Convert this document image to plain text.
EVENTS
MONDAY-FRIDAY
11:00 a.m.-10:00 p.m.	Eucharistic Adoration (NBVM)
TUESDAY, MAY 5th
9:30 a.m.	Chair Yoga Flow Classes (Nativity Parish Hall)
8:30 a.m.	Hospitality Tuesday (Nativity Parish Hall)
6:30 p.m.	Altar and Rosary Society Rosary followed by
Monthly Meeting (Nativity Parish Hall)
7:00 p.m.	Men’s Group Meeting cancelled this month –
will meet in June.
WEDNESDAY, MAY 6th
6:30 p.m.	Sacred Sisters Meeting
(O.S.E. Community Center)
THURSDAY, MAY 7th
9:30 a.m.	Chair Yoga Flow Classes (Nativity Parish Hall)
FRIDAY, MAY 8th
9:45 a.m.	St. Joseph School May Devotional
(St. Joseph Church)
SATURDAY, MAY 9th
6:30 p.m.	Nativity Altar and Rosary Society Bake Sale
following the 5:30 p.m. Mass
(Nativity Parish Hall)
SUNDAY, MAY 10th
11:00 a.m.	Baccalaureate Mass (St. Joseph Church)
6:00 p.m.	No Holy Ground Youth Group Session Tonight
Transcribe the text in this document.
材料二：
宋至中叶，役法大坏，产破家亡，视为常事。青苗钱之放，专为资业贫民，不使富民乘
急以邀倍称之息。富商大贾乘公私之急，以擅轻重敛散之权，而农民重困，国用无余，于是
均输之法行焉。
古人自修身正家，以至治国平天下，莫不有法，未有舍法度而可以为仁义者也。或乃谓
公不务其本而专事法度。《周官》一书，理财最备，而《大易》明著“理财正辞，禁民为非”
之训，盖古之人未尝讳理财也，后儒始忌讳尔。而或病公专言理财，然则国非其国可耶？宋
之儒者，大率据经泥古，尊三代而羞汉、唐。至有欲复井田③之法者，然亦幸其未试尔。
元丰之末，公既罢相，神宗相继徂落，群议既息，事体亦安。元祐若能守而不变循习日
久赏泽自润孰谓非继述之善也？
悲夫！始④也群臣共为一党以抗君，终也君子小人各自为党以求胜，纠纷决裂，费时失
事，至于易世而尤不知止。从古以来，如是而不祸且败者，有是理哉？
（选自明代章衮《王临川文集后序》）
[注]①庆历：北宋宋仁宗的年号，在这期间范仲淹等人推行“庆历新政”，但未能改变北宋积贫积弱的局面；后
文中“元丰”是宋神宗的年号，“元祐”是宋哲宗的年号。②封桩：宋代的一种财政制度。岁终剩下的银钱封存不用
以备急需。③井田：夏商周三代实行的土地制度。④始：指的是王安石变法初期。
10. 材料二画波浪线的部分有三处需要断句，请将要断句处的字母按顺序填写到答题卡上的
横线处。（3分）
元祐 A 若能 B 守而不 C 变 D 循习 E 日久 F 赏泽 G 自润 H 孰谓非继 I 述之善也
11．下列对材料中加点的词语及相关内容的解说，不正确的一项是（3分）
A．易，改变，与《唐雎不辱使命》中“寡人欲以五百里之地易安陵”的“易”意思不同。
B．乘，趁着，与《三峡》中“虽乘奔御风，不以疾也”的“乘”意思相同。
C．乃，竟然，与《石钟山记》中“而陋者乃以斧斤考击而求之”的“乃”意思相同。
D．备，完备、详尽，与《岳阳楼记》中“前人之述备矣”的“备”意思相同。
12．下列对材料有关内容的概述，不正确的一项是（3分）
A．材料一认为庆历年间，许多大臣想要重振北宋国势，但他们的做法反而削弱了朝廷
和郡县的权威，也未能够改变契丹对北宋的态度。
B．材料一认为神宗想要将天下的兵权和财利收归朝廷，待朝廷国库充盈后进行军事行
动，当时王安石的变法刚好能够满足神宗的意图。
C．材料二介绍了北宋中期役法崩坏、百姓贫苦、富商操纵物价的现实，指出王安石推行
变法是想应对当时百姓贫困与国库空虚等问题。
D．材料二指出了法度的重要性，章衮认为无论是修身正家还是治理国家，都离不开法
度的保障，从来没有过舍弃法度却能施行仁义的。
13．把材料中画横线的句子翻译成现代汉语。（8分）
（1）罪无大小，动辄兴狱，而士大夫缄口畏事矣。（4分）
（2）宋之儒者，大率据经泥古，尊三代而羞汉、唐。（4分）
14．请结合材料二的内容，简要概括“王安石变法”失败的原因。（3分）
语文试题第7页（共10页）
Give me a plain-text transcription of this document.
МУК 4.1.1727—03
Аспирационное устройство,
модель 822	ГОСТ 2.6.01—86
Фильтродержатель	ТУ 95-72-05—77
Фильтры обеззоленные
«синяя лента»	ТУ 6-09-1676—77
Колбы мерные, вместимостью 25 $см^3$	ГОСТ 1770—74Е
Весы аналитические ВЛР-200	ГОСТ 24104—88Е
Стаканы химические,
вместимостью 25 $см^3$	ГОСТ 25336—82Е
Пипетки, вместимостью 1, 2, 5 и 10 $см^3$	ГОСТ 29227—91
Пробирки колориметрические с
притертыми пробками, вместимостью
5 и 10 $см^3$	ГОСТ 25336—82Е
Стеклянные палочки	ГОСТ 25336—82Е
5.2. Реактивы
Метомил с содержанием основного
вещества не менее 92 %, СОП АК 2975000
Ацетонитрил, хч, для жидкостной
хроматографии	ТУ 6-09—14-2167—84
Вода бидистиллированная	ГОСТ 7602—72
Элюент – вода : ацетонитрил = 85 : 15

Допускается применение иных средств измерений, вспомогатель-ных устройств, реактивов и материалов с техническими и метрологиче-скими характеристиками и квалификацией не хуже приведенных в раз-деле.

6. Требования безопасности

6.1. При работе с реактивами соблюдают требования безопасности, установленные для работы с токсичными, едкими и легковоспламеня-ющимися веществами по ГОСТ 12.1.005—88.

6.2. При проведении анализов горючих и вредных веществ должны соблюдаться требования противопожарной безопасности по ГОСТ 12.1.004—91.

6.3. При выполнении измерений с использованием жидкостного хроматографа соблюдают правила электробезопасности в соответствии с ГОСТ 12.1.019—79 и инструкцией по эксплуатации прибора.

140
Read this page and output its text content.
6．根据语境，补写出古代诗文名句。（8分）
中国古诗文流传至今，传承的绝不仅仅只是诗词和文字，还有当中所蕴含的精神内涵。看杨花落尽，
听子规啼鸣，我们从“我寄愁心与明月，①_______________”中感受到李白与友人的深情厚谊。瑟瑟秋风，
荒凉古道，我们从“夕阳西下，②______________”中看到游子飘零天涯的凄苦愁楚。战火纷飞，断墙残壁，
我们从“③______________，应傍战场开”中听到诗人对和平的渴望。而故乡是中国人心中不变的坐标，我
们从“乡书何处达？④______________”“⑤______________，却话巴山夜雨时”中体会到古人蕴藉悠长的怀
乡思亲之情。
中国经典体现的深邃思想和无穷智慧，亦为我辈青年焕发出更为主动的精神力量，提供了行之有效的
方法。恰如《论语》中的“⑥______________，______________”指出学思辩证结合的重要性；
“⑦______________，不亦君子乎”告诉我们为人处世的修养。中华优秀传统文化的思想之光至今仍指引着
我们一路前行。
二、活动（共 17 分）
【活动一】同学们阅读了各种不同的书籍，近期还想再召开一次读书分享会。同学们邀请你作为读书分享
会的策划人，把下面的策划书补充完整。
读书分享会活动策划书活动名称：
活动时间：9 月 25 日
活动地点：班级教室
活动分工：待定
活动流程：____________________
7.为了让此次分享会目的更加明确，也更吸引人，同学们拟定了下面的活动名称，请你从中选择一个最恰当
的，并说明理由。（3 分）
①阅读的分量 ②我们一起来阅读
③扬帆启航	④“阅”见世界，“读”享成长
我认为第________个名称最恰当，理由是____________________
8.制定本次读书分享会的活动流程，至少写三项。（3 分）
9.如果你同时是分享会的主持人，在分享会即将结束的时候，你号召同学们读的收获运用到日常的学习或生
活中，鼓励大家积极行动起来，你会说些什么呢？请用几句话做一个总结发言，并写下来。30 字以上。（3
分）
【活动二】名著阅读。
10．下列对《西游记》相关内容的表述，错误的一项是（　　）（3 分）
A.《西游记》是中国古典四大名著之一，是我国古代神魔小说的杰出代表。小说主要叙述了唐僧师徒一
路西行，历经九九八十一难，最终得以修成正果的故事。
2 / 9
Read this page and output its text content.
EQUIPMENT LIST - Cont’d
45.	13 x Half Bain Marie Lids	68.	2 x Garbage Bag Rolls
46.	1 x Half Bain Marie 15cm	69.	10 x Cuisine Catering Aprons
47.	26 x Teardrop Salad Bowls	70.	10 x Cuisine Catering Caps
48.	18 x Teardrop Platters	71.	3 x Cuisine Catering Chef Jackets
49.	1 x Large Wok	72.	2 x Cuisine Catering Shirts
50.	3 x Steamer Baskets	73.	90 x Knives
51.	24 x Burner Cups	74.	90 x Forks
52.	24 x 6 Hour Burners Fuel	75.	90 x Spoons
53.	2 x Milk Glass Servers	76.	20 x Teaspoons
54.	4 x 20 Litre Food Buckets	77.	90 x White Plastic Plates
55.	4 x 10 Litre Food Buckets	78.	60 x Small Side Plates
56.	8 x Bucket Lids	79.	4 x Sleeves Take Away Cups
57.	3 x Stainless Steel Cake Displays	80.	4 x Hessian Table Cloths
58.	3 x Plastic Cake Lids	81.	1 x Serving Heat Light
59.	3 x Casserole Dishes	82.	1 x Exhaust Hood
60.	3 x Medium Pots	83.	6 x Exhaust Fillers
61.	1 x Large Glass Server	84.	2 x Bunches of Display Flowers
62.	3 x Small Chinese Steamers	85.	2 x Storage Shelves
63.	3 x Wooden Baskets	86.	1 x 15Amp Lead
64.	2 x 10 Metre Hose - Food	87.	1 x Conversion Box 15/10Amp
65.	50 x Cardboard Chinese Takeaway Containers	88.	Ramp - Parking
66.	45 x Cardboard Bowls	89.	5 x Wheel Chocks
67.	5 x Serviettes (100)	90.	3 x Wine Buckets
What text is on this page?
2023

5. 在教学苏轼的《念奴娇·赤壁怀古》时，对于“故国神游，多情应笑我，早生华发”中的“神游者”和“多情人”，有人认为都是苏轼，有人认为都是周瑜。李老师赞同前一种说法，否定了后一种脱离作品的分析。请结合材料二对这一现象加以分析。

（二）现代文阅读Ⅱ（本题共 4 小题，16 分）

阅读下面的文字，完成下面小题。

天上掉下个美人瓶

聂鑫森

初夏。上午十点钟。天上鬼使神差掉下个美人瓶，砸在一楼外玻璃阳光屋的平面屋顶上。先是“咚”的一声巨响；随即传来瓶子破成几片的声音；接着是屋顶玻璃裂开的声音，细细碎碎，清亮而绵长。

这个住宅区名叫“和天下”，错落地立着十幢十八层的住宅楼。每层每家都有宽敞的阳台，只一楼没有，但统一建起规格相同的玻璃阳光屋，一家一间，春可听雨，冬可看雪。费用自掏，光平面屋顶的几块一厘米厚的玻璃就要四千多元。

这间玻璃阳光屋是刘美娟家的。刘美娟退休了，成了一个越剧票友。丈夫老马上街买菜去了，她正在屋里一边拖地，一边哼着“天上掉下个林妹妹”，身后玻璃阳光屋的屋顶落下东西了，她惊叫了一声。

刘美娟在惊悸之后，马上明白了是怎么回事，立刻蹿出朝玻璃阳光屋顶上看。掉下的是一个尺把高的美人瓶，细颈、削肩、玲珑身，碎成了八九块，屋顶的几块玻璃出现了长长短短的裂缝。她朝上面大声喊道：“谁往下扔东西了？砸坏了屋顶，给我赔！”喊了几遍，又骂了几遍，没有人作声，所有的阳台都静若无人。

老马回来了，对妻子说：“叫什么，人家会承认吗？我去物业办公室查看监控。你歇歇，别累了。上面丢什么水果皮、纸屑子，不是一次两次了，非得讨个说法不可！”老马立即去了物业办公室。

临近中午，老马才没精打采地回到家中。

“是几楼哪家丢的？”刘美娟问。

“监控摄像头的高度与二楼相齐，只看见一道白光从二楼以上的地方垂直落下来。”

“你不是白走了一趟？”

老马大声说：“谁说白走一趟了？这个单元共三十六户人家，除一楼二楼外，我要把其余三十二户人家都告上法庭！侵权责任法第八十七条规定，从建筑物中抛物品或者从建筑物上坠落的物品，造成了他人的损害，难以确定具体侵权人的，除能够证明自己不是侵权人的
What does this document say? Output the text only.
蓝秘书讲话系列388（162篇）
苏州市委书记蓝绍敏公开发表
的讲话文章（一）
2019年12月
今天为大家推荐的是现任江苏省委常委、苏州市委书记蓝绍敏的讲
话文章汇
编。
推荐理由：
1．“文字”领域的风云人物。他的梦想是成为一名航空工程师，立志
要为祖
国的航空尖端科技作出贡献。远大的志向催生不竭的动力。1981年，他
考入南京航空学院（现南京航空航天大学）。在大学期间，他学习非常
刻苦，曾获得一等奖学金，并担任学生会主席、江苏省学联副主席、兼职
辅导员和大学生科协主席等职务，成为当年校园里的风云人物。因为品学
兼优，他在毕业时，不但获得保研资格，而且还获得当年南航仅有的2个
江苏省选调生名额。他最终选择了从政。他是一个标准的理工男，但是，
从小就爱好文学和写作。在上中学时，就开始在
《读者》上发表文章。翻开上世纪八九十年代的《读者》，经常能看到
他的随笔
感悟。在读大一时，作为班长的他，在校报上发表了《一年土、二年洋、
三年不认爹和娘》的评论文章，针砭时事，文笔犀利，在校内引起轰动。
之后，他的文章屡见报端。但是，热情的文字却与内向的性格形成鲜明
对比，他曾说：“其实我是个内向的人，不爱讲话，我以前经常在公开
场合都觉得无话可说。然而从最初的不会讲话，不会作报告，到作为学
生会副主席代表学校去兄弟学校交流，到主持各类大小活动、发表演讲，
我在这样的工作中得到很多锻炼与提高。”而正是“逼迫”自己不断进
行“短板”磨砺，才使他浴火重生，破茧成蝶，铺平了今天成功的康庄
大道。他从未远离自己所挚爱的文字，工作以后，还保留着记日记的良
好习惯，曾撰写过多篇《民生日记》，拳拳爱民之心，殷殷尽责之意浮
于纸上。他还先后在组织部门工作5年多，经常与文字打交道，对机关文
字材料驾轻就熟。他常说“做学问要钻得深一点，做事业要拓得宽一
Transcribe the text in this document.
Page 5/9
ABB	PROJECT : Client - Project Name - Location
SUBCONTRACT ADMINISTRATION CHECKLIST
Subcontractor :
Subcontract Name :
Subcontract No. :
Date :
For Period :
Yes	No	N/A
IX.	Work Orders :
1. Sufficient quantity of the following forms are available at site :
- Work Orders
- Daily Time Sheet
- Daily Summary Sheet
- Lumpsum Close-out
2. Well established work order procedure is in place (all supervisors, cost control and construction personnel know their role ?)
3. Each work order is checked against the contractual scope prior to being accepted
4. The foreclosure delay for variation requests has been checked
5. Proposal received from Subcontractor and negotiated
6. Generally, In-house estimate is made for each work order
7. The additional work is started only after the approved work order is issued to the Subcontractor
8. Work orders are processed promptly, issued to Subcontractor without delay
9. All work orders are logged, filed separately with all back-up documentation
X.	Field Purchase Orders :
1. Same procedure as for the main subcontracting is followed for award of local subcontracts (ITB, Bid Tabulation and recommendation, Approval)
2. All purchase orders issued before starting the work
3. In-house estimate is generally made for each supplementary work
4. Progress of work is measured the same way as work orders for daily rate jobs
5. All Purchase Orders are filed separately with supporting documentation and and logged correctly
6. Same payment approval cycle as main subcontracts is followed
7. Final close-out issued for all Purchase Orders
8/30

▶ [Given request]:
Scan the data for the word "Altar" and copy every line where it shows up.

▶ [Response to the task]:
6:30 p.m.	Altar and Rosary Society Rosary followed by
6:30 p.m.	Nativity Altar and Rosary Society Bake Sale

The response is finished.